— begin Record set —
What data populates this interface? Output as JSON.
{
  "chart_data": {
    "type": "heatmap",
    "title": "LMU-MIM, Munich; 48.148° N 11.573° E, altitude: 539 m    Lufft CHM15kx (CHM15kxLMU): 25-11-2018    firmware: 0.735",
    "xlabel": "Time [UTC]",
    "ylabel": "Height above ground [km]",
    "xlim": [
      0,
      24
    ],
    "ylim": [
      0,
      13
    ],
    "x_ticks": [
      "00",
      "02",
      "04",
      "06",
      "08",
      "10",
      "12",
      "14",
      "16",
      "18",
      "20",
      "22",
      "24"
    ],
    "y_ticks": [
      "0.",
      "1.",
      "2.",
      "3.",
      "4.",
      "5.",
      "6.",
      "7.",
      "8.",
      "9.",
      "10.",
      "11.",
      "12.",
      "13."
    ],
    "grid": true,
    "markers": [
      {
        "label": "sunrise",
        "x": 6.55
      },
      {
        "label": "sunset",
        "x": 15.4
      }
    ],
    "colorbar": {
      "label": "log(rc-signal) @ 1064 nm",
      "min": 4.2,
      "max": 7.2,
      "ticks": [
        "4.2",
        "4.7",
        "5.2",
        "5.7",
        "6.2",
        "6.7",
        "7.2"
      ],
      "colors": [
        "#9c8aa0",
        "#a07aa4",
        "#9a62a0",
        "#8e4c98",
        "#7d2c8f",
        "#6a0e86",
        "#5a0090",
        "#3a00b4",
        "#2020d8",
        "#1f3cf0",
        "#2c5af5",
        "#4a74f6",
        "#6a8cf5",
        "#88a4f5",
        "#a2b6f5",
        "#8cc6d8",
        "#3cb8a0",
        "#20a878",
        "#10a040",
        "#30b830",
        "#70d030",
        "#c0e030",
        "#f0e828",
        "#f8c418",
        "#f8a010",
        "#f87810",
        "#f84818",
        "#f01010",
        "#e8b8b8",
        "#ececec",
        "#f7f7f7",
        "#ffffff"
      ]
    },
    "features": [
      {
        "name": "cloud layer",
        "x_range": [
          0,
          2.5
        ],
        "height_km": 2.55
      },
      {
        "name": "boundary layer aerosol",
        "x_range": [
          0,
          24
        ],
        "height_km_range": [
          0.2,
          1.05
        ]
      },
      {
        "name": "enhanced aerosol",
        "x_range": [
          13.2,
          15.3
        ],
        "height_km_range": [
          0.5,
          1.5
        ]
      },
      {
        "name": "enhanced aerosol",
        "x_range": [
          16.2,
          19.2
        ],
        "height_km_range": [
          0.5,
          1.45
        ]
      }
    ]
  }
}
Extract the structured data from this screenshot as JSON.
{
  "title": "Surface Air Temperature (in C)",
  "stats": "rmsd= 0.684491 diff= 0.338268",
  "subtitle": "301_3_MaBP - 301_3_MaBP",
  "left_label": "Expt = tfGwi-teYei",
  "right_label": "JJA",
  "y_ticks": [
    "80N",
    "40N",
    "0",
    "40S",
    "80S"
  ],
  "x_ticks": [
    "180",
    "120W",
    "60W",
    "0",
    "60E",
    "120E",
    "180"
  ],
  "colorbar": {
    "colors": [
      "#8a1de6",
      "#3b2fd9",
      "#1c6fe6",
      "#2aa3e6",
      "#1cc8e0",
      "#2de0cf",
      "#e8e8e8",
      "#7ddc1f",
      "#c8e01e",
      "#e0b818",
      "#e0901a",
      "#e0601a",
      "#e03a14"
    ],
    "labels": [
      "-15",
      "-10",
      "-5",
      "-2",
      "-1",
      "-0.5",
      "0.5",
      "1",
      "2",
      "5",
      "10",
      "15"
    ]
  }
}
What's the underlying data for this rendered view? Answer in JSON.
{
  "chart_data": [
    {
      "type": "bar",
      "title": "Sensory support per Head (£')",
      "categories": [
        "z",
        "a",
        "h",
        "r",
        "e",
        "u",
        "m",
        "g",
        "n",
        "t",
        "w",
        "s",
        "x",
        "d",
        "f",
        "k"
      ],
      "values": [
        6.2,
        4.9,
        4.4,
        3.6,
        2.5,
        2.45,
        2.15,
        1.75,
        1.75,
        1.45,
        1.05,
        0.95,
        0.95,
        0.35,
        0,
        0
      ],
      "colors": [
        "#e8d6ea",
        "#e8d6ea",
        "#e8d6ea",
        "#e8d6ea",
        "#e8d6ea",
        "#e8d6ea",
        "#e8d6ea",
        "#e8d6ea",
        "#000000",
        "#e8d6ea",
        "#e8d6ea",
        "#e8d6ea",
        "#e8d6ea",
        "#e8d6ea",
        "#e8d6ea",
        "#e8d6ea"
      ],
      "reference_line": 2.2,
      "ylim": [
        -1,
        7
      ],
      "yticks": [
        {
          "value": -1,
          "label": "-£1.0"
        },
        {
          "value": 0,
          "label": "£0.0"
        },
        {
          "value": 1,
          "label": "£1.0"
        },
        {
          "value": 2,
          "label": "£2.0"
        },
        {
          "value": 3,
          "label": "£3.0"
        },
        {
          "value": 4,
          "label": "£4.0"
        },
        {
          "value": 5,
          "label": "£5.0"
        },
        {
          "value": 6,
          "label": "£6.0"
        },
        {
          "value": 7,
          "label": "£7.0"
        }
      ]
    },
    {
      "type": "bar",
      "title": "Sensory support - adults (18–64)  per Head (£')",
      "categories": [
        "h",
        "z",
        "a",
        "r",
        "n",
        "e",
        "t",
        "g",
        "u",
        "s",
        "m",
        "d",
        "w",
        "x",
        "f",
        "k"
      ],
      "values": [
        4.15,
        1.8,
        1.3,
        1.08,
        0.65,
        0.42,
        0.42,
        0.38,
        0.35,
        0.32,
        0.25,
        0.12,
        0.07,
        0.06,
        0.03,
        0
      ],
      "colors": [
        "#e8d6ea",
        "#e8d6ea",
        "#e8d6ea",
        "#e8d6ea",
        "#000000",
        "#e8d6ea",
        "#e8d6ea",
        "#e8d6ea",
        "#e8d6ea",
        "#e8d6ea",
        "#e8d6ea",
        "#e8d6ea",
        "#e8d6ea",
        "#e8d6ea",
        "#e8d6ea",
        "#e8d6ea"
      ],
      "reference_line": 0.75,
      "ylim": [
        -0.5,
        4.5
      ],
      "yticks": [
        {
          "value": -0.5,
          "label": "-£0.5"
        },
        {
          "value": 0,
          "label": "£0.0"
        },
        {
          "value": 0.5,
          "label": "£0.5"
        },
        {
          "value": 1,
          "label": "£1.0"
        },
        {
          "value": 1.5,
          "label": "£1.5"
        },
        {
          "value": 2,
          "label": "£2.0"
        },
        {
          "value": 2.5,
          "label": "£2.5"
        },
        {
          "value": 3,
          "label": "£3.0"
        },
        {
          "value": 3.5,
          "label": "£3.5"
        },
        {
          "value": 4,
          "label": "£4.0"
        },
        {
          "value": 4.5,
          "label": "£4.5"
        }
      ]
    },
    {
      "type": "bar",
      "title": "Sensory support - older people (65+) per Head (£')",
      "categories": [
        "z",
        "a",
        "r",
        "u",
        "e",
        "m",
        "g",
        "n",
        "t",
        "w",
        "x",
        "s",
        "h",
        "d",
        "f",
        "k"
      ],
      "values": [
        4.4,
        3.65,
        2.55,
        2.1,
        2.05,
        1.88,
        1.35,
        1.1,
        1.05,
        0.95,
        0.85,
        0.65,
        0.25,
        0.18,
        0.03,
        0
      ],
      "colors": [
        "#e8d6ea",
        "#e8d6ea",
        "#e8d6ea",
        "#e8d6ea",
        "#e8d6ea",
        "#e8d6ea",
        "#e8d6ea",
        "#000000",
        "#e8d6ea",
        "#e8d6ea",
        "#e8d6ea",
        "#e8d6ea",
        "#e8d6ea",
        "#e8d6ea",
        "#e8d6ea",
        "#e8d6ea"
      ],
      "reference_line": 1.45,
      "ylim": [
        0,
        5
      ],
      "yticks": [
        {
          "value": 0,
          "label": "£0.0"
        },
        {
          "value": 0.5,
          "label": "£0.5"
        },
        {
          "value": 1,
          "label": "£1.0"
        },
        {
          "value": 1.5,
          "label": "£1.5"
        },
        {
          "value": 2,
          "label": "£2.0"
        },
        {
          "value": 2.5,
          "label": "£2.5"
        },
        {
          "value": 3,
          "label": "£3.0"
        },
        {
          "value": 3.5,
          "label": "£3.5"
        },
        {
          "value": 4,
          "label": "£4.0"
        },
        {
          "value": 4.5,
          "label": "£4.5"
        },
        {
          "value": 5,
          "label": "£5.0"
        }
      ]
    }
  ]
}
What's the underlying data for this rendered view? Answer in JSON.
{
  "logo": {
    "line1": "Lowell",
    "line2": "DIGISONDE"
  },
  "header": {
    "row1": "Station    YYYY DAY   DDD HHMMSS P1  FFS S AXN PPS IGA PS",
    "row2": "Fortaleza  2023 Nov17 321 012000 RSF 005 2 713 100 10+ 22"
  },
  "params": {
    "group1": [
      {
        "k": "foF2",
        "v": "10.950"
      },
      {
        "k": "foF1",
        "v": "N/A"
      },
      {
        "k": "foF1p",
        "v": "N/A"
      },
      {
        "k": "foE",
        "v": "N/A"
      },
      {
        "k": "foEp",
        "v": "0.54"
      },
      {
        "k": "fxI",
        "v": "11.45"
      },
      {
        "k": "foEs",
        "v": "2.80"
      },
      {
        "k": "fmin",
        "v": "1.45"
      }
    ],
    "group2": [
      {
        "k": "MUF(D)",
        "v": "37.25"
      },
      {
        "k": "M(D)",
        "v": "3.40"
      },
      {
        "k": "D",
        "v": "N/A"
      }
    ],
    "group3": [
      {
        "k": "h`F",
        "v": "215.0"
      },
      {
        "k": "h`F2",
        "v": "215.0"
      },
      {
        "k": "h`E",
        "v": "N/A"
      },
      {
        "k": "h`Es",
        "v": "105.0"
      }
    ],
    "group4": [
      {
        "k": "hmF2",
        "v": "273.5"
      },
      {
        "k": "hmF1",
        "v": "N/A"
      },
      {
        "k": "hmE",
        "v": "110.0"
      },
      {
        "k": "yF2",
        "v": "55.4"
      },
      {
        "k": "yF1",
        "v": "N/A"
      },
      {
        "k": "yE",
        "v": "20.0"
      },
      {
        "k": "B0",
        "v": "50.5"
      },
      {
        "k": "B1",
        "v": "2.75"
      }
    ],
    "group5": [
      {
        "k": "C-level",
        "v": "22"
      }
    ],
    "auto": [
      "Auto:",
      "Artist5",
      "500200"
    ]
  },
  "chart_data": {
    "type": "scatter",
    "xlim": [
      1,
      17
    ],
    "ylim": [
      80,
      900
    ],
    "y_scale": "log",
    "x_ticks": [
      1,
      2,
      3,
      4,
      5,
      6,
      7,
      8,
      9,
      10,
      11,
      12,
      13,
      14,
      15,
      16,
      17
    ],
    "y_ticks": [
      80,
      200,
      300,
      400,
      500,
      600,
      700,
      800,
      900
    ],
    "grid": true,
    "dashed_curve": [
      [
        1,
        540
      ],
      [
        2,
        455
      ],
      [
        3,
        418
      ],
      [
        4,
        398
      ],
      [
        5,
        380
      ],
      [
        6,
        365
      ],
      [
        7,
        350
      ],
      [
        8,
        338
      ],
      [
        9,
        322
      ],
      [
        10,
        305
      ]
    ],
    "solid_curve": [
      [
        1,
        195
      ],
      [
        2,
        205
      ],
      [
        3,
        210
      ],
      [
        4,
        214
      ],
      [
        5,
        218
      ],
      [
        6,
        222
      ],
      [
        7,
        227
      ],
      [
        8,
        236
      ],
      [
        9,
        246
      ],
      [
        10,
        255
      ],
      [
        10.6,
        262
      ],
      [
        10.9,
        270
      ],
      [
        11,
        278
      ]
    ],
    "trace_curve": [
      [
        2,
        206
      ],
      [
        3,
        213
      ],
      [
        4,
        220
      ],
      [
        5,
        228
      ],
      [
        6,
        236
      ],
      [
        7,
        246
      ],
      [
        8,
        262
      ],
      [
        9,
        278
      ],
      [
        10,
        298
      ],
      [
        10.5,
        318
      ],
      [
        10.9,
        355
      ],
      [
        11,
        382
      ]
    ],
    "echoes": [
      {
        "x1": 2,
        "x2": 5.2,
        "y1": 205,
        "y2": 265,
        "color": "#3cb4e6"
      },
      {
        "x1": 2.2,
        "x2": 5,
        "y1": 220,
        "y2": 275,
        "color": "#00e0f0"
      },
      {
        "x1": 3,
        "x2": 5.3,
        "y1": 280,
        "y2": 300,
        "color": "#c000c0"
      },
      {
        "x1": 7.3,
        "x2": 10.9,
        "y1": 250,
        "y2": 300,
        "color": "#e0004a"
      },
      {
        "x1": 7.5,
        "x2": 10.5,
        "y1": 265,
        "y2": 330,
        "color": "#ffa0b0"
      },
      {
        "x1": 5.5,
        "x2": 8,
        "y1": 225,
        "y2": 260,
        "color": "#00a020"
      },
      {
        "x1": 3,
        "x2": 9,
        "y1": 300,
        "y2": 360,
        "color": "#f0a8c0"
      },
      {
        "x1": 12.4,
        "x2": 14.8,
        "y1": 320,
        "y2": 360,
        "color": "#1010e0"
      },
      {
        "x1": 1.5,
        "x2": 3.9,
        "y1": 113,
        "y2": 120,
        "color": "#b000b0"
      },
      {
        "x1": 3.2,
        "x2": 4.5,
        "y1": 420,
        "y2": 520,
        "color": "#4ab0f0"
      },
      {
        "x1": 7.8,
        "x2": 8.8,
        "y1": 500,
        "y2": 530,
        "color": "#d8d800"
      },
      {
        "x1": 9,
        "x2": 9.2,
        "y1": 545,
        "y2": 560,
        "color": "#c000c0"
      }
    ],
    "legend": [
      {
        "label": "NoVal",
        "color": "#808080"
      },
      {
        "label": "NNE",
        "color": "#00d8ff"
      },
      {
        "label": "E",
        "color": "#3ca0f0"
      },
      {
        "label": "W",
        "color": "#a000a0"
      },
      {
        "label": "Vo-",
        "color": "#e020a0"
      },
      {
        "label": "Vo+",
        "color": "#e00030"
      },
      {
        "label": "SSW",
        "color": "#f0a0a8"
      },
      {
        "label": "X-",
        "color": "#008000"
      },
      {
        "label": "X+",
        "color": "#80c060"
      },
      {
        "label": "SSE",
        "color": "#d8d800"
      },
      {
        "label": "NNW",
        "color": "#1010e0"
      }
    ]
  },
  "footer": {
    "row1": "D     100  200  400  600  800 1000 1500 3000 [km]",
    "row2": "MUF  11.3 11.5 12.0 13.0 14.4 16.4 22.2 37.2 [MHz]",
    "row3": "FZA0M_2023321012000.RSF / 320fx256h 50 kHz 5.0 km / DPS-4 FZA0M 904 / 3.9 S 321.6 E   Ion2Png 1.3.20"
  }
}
— end Record set —
_Written instruction_: Every line containing the string "this" must be listed.

_Task result_:
What data populates this interface? Output as JSON.
Extract the structured data from this screenshot as JSON.
What's the underlying data for this rendered view? Answer in JSON.
What's the underlying data for this rendered view? Answer in JSON.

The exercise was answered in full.